### YOUR INSTRUCTIONS
Filter out everything except lines holding "JSON".

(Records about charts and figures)
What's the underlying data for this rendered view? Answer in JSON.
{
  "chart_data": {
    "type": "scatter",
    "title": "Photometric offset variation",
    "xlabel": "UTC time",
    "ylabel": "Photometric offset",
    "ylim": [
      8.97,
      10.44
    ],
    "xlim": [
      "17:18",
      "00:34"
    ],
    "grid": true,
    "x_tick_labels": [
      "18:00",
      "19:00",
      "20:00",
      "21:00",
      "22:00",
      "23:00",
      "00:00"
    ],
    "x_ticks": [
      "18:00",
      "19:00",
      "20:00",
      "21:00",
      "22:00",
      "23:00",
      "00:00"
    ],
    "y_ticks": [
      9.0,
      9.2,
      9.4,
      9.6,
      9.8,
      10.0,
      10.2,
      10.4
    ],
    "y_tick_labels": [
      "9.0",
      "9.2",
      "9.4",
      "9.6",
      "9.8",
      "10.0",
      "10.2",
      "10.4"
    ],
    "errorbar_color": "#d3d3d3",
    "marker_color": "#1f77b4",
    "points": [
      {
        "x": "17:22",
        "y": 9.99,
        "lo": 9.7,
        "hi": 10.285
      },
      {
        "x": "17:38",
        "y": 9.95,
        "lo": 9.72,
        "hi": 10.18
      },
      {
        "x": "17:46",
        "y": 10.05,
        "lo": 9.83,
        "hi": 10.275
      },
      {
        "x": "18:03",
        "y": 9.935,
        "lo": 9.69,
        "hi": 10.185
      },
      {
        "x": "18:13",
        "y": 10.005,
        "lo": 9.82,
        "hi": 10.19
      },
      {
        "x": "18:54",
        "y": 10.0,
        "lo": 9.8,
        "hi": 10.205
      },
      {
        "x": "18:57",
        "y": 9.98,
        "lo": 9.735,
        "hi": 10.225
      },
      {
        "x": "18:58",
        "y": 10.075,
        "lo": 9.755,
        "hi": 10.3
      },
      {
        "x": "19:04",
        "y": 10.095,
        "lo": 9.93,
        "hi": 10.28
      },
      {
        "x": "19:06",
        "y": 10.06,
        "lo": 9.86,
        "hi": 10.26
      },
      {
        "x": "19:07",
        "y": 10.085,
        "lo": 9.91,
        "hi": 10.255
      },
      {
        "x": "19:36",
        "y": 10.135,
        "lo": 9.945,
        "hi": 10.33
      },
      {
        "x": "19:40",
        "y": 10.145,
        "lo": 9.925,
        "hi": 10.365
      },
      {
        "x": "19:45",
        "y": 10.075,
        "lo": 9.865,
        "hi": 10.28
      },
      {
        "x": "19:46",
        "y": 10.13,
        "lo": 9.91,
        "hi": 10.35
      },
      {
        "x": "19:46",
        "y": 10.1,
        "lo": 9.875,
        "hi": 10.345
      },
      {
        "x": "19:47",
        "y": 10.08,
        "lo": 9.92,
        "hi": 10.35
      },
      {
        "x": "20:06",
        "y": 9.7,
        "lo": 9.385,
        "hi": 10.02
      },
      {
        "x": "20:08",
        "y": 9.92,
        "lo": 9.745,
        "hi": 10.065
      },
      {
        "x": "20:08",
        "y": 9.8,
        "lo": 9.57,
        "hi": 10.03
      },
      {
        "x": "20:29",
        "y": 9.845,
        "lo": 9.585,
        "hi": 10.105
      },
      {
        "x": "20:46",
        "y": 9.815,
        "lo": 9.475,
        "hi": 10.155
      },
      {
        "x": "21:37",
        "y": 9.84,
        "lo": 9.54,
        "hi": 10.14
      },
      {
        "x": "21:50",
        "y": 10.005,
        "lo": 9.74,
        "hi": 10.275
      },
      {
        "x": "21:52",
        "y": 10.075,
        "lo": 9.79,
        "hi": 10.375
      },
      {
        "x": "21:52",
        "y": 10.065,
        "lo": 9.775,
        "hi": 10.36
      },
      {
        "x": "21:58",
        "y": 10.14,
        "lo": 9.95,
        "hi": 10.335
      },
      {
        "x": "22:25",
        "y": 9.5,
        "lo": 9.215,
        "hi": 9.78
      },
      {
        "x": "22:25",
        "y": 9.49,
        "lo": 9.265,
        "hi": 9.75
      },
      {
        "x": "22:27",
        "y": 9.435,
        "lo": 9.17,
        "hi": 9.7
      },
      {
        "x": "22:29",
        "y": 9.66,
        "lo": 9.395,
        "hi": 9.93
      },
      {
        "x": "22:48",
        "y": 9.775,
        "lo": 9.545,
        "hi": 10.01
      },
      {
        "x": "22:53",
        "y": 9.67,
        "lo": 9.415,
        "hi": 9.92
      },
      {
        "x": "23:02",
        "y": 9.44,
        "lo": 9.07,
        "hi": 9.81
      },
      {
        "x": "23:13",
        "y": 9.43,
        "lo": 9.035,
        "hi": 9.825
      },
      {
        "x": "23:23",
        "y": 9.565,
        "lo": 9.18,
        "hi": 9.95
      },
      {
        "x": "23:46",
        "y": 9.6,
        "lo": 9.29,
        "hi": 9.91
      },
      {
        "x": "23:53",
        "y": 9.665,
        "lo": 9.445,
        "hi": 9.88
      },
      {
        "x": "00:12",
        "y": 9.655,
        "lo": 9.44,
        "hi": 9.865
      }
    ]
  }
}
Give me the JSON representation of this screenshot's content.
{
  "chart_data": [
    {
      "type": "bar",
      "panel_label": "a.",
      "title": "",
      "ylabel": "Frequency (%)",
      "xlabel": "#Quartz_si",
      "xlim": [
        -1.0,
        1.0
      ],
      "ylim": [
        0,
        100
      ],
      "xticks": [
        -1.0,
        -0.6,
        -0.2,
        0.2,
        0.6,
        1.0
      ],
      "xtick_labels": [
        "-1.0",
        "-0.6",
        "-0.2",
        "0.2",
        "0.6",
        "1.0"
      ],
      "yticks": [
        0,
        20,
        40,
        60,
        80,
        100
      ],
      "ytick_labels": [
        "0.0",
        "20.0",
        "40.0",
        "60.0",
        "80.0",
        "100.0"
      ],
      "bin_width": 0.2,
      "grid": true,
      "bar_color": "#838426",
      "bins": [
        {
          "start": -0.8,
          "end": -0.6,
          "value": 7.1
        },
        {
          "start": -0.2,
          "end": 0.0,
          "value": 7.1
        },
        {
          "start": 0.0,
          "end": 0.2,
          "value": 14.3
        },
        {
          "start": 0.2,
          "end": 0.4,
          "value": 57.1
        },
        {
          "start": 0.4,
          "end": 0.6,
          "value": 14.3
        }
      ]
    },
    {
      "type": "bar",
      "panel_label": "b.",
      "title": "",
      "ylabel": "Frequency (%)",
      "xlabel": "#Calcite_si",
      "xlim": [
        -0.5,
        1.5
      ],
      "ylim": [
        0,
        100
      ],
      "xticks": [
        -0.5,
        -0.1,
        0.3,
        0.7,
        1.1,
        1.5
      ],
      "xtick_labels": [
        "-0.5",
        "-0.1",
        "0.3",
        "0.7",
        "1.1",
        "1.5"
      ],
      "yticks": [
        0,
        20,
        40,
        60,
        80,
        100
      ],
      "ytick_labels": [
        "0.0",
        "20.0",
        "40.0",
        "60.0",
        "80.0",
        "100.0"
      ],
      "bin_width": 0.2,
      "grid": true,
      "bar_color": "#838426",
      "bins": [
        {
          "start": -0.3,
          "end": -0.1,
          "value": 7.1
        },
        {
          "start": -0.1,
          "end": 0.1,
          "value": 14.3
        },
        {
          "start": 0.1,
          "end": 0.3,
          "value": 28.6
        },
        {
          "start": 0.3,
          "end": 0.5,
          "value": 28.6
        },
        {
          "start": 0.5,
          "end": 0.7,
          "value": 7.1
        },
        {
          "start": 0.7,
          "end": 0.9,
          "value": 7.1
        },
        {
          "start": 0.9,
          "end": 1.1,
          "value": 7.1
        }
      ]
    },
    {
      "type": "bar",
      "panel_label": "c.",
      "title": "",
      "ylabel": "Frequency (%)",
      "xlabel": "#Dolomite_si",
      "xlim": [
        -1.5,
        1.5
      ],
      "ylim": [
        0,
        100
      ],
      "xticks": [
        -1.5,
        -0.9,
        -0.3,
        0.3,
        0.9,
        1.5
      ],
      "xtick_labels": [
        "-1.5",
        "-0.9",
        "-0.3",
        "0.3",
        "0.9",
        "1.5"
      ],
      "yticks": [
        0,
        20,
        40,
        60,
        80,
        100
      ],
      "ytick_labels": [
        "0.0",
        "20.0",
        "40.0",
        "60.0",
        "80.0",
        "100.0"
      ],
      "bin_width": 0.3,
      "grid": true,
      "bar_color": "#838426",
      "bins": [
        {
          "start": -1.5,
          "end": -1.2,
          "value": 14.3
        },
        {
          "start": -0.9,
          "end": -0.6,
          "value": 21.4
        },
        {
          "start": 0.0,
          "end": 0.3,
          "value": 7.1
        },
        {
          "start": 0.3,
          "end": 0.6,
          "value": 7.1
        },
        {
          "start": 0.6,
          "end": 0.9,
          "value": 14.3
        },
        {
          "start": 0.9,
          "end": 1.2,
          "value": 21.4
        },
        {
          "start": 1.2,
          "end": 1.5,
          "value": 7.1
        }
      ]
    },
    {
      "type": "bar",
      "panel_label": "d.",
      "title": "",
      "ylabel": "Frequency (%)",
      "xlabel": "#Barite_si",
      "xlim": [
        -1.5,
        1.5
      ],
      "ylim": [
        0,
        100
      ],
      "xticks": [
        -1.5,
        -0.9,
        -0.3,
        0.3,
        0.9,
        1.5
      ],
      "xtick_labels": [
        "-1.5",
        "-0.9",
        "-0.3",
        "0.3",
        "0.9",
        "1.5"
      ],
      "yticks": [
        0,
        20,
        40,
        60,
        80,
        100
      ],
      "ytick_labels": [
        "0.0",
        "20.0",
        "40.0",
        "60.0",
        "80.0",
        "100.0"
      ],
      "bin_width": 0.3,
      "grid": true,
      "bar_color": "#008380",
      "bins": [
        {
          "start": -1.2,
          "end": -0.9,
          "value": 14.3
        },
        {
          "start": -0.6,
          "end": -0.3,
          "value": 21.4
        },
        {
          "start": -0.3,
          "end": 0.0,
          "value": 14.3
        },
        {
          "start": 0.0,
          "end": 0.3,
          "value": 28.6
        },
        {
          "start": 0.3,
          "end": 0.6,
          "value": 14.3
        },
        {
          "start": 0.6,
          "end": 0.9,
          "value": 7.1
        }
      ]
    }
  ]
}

### RESULT OF THE EXERCISE
What's the underlying data for this rendered view? Answer in JSON.
Give me the JSON representation of this screenshot's content.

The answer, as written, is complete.